Given instruction 1:
Please update the records from the start of the records to the line with "353, 702, 379]" by replacing "余额钱包" with "主钱包" and leaving everything else unchanged.

How China’s Belt and Road Initiative became a huge geopolitical controversy
China says its infrastructure programme will spread trade and prosperity; critics warn its aim is to trap nations in debt. But for cash-strapped countries like Pakistan, there are few alternatives, as Kim Sengupta explains
An international conference took place last week in Gwadar, a dusty Pakistani town perched on the edge of the Indian Ocean – an unlikely place, one would have thought, for Imran Khan’s government to invite dignitaries from 26 countries. But the real aim was to display a vision of the future – a mighty port city and commercial centre for the region which would put Dubai and Bahrain in the shade.
Not everything went according to plan. While the delegates were being shown around the site of this projected mega city, gunmen on motorcycles shot dead three workers and injured five others constructing homes in the suburbs for future residents. It was the fourth fatal shooting in the area in recent months; more than three dozen builders had died in a series of attacks, with the Baloch Liberation Front, a group seeking an independent Balochistan, being held responsible.
The development of Gwadar is a matter of vital importance for a Pakistani government trying to rescue an economy which is in dire straits. It has repeatedly claimed that violence in the area has been brought under control. On a trip to the town two weeks ago, however, my colleagues and I were only allowed to move around under army escort.
But separatist strife is not the only issue with Gwadar. The port is a prominent part of the $60bn (£46bn) China-Pakistan Economic Corridor (CPRC), which in turn is part of Beijing’s global Belt and Road Initiative, a massive and controversial mission which has become a huge geopolitical talking point.
To the Chinese government and its supporters, the Belt and Road project – set to be established in Asia, Africa and parts of Europe, with offshoots in Latin America – is a purely strategic infrastructure programme which will spread trade and the benefit it brings across many lands.
To its growing number of detractors, the real aim is to spread Chinese hegemony using commerce in tandem with the naval bases – the “String of Pearls” – Beijing is building on the Pacific and Indian Oceans. The covert motive, it is claimed, is to spread “debt-trap diplomacy” by providing finance and then extracting advantage when debtor countries have difficulties paying back. The most notorious example of this so far is Sri Lanka ceding a port, Hambantota, in return for the waiver of $1bn on loans.
China is Islamabad’s long-term, staunch backer and is increasingly important – especially as a previous ally, the US, is now courting India, the country with which Pakistan has been locked in rivalry since both states became free from British colonial rule more than seven decades ago.

Entries shown:
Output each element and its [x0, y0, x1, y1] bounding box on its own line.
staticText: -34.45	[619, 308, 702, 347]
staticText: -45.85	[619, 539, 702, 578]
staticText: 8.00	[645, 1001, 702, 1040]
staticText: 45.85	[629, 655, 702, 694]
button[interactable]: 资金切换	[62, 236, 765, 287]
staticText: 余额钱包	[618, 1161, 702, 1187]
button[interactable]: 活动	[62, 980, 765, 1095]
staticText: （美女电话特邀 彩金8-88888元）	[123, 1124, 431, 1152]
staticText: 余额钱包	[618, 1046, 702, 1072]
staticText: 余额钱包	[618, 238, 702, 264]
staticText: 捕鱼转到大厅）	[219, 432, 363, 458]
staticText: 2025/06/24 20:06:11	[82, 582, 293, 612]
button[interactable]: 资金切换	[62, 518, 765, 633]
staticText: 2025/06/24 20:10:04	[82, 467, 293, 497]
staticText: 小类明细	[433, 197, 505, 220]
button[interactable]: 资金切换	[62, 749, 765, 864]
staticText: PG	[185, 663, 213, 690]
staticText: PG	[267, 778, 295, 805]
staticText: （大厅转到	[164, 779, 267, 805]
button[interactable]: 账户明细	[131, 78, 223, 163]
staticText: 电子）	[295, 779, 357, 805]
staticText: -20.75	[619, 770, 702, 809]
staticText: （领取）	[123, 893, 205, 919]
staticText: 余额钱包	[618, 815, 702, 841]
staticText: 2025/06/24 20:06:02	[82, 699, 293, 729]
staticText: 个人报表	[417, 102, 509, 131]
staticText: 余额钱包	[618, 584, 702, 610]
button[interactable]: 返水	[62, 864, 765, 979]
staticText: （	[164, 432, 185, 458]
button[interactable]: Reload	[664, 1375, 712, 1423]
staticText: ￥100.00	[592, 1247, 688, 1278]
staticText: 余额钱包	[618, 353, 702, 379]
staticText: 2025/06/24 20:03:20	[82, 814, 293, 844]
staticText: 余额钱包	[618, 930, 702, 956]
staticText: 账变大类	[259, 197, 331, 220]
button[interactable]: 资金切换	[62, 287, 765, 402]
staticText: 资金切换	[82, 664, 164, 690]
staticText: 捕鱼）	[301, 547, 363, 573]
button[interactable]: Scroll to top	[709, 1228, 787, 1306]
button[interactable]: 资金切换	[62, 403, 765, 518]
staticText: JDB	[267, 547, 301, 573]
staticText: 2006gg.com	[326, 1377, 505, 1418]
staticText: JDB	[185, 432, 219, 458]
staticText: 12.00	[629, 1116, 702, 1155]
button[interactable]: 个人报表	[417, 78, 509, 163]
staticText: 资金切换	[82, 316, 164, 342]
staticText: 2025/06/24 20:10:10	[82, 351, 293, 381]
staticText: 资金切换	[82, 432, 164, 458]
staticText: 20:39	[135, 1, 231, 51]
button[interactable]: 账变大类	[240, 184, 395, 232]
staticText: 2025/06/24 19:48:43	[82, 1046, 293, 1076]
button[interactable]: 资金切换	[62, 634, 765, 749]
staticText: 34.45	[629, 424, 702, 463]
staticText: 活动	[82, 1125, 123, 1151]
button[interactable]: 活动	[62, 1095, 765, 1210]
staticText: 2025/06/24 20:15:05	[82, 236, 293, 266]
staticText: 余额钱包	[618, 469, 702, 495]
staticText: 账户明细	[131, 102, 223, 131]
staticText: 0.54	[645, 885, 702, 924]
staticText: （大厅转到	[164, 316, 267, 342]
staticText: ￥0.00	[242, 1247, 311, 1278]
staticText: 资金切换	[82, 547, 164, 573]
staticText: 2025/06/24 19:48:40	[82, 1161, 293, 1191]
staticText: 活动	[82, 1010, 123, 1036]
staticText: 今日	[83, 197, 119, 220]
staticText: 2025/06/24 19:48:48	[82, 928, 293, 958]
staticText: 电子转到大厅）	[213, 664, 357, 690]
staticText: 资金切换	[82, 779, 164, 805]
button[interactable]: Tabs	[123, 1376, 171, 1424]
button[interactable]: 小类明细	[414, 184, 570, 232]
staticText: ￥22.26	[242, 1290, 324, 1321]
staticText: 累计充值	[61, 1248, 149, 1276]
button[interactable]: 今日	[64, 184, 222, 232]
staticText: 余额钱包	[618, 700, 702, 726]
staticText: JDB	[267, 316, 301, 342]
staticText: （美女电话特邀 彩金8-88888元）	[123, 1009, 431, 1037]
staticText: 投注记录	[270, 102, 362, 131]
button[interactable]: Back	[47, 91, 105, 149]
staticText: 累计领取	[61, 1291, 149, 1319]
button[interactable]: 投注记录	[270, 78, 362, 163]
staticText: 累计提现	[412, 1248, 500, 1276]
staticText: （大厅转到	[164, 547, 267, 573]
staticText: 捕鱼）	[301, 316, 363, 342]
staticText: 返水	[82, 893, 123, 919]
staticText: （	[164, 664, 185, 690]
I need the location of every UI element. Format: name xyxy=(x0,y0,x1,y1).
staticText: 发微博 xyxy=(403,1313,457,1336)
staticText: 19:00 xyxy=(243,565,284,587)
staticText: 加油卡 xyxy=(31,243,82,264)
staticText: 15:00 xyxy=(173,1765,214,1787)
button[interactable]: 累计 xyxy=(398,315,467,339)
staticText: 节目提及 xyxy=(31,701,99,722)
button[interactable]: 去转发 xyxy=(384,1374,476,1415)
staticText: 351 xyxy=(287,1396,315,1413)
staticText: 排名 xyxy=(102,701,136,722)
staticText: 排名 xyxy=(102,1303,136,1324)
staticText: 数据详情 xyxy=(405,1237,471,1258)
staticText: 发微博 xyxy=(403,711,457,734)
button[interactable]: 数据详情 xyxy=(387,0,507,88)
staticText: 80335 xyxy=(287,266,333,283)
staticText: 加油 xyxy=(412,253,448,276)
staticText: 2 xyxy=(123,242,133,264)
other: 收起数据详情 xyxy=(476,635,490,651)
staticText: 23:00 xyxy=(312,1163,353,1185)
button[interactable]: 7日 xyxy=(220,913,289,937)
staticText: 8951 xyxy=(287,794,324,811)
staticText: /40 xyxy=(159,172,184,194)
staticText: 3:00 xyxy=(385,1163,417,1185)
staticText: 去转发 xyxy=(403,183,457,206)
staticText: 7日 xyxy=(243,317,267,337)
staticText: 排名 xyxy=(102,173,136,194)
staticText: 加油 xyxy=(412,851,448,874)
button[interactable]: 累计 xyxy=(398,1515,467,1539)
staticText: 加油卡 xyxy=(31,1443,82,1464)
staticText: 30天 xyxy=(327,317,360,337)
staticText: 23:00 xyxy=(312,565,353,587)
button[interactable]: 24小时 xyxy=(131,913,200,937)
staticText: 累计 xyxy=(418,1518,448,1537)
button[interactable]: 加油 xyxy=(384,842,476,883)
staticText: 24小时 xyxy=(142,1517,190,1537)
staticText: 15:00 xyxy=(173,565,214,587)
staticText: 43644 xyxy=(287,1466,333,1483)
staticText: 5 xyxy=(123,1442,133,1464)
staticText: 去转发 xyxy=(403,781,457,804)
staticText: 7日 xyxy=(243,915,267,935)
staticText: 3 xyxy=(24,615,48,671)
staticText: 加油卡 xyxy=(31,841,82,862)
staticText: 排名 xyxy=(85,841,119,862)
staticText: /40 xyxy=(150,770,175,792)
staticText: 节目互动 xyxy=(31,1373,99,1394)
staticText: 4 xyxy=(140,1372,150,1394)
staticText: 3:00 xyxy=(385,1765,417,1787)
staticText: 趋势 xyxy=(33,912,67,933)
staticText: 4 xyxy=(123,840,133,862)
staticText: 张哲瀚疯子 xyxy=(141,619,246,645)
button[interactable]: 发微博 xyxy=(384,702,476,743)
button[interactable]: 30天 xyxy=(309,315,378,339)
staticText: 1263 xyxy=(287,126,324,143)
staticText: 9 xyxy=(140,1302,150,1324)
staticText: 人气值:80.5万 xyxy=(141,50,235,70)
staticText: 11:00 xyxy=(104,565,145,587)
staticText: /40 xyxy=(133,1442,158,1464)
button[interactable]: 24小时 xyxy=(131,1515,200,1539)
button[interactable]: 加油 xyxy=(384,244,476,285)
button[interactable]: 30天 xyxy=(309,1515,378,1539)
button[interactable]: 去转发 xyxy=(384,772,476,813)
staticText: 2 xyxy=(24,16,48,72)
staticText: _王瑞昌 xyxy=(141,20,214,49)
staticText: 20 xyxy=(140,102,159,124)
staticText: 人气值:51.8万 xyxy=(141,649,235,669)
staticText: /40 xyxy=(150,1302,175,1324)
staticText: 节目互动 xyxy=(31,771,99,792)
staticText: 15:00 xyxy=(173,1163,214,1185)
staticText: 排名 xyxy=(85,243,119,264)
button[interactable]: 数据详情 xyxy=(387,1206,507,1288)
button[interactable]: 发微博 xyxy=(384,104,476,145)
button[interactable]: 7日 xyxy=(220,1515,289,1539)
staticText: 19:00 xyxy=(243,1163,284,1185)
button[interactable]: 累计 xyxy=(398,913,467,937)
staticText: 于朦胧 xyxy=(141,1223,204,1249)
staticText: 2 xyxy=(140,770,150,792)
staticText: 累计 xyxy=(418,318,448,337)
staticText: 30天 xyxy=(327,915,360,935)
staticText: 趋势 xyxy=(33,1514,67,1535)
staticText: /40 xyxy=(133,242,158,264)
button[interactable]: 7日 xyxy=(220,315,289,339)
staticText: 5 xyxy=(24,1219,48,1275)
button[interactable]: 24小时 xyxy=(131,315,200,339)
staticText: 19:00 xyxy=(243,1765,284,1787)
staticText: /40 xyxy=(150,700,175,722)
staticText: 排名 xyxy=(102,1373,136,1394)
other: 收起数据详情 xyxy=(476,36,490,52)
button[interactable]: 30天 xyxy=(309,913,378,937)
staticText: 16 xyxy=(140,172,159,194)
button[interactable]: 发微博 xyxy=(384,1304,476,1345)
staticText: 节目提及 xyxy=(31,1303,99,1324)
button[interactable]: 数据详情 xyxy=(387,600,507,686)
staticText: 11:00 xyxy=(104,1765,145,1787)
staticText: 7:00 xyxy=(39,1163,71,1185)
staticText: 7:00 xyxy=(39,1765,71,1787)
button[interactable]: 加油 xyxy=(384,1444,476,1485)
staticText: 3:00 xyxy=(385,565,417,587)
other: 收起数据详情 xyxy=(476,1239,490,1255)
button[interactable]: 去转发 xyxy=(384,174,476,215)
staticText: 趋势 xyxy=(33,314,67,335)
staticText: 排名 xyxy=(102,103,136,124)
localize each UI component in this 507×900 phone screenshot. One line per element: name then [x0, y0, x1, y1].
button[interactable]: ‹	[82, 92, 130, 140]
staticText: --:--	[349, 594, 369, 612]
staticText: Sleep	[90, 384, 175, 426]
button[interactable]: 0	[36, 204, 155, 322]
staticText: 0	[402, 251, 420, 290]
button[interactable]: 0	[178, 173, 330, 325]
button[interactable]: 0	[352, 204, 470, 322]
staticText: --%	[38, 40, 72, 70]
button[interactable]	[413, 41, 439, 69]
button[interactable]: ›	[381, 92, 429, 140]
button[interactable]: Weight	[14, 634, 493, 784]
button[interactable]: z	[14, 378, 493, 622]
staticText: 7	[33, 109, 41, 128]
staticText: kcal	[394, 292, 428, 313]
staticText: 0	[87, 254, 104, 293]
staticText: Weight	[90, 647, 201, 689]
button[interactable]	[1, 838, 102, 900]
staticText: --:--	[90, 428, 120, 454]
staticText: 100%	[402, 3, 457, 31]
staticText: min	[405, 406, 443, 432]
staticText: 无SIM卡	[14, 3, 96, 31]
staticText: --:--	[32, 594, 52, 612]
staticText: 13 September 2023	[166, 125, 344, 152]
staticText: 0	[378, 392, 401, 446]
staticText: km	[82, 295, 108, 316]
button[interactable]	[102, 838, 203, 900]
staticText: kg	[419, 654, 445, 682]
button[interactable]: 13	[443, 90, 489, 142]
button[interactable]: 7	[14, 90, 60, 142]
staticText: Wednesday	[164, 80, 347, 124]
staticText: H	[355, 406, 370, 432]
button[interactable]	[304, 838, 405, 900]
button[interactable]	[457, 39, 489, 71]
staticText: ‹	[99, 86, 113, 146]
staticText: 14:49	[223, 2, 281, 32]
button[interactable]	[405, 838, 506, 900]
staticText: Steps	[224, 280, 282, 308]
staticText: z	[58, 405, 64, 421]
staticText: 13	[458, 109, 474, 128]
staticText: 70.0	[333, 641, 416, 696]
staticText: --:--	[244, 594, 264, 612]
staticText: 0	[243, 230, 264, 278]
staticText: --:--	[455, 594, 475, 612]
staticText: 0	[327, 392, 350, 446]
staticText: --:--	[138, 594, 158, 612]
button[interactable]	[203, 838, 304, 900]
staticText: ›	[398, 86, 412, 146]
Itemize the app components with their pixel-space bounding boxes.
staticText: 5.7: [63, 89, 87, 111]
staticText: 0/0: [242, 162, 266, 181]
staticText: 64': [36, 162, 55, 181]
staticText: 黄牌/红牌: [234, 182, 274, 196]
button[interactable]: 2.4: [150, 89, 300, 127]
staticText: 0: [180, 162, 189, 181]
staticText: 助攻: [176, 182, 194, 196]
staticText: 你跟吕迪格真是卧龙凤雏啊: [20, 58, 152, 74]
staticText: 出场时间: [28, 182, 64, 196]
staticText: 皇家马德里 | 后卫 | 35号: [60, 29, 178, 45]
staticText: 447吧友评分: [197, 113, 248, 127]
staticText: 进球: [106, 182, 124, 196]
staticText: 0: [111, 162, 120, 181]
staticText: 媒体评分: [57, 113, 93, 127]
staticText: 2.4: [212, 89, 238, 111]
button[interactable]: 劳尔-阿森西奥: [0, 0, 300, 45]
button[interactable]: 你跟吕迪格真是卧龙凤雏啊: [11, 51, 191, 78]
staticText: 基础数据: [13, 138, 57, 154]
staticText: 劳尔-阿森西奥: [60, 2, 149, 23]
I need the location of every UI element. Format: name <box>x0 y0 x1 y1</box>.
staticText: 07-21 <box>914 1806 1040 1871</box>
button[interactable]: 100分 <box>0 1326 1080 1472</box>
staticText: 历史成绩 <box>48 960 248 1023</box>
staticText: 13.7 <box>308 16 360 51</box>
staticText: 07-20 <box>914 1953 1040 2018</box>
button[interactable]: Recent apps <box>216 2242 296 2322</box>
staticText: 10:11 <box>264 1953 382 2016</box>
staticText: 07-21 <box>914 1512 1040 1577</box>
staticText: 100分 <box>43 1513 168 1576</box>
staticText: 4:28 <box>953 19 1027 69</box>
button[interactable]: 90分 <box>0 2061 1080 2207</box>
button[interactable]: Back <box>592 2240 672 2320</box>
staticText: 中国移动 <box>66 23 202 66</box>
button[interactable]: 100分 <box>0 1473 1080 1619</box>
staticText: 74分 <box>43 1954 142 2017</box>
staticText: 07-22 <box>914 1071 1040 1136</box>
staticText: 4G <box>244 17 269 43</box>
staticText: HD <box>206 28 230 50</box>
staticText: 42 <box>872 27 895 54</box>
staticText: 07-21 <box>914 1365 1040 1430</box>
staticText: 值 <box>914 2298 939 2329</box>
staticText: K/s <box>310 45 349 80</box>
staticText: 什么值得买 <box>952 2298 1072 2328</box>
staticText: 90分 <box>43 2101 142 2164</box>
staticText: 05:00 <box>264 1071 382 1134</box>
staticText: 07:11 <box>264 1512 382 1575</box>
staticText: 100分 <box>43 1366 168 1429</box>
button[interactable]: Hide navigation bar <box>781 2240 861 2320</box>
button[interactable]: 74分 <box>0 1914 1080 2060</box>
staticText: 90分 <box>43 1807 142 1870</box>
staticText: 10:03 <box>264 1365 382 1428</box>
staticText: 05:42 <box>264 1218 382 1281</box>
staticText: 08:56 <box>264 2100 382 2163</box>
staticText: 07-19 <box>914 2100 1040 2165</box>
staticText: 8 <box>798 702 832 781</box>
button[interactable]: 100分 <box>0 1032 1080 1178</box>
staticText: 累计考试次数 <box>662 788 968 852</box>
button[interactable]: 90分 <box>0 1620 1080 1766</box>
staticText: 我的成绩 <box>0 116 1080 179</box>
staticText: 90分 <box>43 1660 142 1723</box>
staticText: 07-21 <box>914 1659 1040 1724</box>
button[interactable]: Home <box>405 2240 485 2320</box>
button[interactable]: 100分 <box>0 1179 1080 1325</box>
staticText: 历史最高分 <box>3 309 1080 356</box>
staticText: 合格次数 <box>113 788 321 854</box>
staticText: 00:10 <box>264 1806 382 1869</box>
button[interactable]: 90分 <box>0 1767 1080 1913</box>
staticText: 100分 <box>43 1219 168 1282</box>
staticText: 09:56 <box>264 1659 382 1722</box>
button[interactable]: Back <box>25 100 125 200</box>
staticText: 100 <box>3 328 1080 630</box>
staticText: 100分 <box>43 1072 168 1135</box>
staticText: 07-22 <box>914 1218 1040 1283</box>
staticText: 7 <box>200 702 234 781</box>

Given instruction 2:
Extract the passage of the Belt and Road article from "To the Chinese" to "across many lands.", copying it word for word.

Full output 1:
Output each element and its [x0, y0, x1, y1] bounding box on its own line.
staticText: -34.45	[619, 308, 702, 347]
staticText: -45.85	[619, 539, 702, 578]
staticText: 8.00	[645, 1001, 702, 1040]
staticText: 45.85	[629, 655, 702, 694]
button[interactable]: 资金切换	[62, 236, 765, 287]
staticText: 主钱包	[618, 1161, 702, 1187]
button[interactable]: 活动	[62, 980, 765, 1095]
staticText: （美女电话特邀 彩金8-88888元）	[123, 1124, 431, 1152]
staticText: 主钱包	[618, 1046, 702, 1072]
staticText: 主钱包	[618, 238, 702, 264]
staticText: 捕鱼转到大厅）	[219, 432, 363, 458]
staticText: 2025/06/24 20:06:11	[82, 582, 293, 612]
button[interactable]: 资金切换	[62, 518, 765, 633]
staticText: 2025/06/24 20:10:04	[82, 467, 293, 497]
staticText: 小类明细	[433, 197, 505, 220]
button[interactable]: 资金切换	[62, 749, 765, 864]
staticText: PG	[185, 663, 213, 690]
staticText: PG	[267, 778, 295, 805]
staticText: （大厅转到	[164, 779, 267, 805]
button[interactable]: 账户明细	[131, 78, 223, 163]
staticText: 电子）	[295, 779, 357, 805]
staticText: -20.75	[619, 770, 702, 809]
staticText: （领取）	[123, 893, 205, 919]
staticText: 主钱包	[618, 815, 702, 841]
staticText: 2025/06/24 20:06:02	[82, 699, 293, 729]
staticText: 个人报表	[417, 102, 509, 131]
staticText: 主钱包	[618, 584, 702, 610]
button[interactable]: 返水	[62, 864, 765, 979]
staticText: （	[164, 432, 185, 458]
button[interactable]: Reload	[664, 1375, 712, 1423]
staticText: ￥100.00	[592, 1247, 688, 1278]
staticText: 主钱包	[618, 353, 702, 379]

Full output 2:
To the Chinese government and its supporters, the Belt and Road project – set to be established in Asia, Africa and parts of Europe, with offshoots in Latin America – is a purely strategic infrastructure programme which will spread trade and the benefit it brings across many lands.